**What is asked:** Collect from the data below each line with "Indicador".

**Material provided:**
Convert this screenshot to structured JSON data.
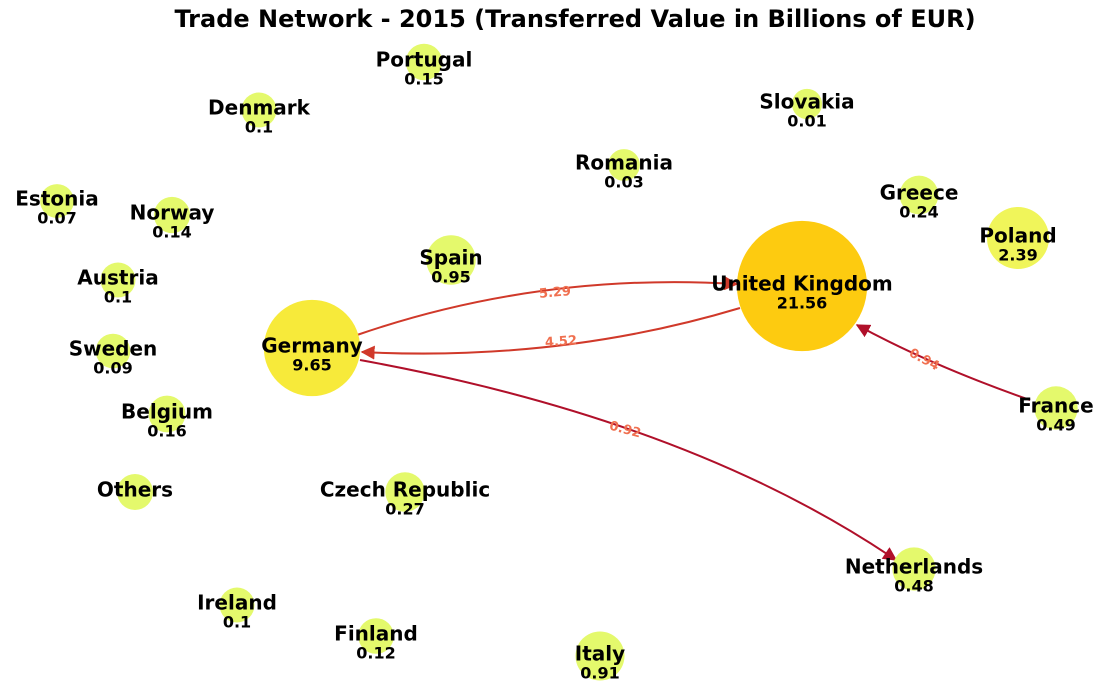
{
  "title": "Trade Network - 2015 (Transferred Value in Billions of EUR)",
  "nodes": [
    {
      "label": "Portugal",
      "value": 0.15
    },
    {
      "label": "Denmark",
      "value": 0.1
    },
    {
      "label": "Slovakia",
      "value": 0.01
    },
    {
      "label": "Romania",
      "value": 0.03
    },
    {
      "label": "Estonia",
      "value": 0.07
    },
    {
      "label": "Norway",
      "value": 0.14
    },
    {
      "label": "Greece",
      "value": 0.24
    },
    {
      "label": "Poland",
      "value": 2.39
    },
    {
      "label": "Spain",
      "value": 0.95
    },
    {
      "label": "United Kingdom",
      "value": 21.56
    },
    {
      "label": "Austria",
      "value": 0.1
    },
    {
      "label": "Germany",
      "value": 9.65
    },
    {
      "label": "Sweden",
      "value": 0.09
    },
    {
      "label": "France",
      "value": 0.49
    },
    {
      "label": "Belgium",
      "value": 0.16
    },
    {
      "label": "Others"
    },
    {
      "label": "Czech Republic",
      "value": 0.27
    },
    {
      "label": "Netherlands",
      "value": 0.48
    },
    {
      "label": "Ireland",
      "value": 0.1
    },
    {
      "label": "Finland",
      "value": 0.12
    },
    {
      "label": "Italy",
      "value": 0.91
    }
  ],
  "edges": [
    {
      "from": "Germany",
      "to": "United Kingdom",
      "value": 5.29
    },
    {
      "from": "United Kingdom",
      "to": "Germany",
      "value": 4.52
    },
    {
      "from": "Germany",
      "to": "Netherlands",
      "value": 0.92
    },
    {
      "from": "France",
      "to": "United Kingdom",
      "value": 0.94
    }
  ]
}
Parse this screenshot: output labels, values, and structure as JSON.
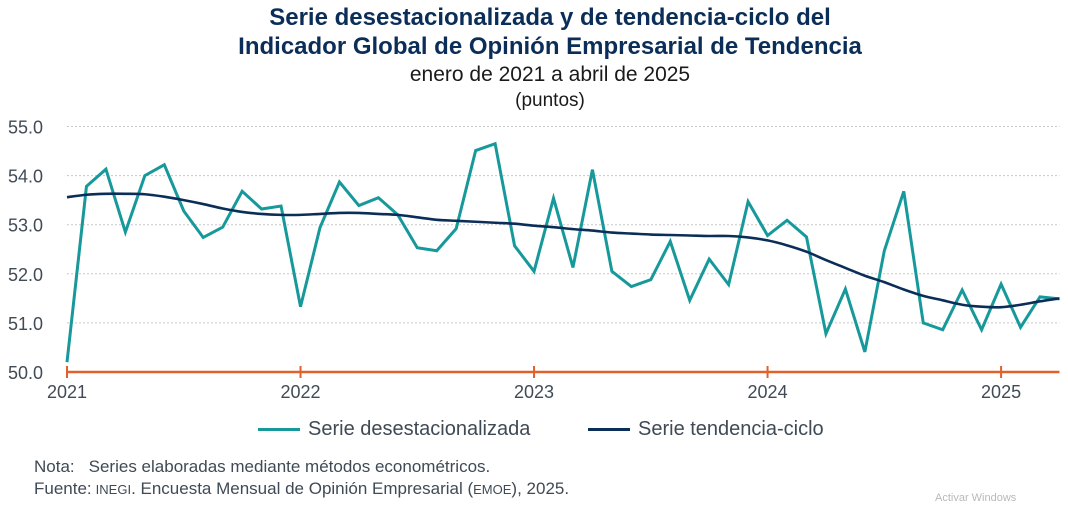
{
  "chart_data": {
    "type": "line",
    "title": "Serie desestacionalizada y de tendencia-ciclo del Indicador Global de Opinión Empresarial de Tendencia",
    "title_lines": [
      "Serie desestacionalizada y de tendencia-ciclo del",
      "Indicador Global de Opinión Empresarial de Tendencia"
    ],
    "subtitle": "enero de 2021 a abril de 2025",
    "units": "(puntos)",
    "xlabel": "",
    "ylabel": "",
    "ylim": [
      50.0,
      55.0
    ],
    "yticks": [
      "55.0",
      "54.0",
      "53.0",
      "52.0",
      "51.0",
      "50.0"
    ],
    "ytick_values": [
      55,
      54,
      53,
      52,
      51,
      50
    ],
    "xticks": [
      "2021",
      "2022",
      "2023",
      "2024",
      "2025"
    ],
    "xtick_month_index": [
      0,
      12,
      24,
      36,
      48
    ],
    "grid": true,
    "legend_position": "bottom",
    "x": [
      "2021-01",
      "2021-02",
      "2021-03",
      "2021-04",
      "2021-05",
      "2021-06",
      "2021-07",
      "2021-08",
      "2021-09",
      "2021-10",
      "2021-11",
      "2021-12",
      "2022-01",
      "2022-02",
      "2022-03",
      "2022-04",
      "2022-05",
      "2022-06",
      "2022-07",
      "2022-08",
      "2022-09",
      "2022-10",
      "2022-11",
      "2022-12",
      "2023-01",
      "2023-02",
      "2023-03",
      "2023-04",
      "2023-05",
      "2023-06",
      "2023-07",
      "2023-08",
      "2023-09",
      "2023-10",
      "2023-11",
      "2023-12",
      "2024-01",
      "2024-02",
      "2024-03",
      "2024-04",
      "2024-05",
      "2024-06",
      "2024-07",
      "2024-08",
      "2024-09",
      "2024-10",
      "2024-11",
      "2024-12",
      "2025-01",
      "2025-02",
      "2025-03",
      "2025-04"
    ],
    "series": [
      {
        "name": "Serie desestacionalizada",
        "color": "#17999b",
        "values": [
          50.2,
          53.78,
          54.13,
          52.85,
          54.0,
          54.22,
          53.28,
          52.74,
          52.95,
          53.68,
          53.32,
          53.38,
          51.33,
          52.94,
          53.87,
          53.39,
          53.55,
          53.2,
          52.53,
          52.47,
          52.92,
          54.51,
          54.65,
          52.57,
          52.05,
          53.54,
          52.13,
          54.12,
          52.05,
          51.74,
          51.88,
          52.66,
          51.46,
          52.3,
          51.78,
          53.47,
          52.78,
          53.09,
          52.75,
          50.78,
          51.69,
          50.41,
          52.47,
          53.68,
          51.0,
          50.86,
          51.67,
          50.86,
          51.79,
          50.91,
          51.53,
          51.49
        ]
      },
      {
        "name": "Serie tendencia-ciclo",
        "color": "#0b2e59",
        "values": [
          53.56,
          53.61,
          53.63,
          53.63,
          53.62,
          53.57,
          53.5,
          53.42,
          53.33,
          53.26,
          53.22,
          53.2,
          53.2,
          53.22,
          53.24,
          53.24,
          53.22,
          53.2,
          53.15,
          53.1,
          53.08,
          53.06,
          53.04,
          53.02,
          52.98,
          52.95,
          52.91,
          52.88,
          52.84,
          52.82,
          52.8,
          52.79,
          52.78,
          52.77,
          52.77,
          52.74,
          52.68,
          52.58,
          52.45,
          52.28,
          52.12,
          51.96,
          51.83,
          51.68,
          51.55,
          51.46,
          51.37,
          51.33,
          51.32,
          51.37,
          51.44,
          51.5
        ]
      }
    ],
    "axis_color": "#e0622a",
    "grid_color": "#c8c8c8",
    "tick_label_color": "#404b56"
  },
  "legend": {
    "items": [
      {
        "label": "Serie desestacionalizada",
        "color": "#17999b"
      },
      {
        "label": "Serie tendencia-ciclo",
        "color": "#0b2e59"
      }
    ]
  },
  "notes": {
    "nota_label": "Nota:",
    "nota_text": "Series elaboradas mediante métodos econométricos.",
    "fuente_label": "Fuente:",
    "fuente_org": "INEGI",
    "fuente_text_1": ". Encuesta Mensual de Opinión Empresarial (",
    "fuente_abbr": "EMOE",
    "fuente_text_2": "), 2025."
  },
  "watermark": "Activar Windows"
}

**Solution to the problem:**
    "title": "Serie desestacionalizada y de tendencia-ciclo del Indicador Global de Opinión Empresarial de Tendencia",
      "Indicador Global de Opinión Empresarial de Tendencia"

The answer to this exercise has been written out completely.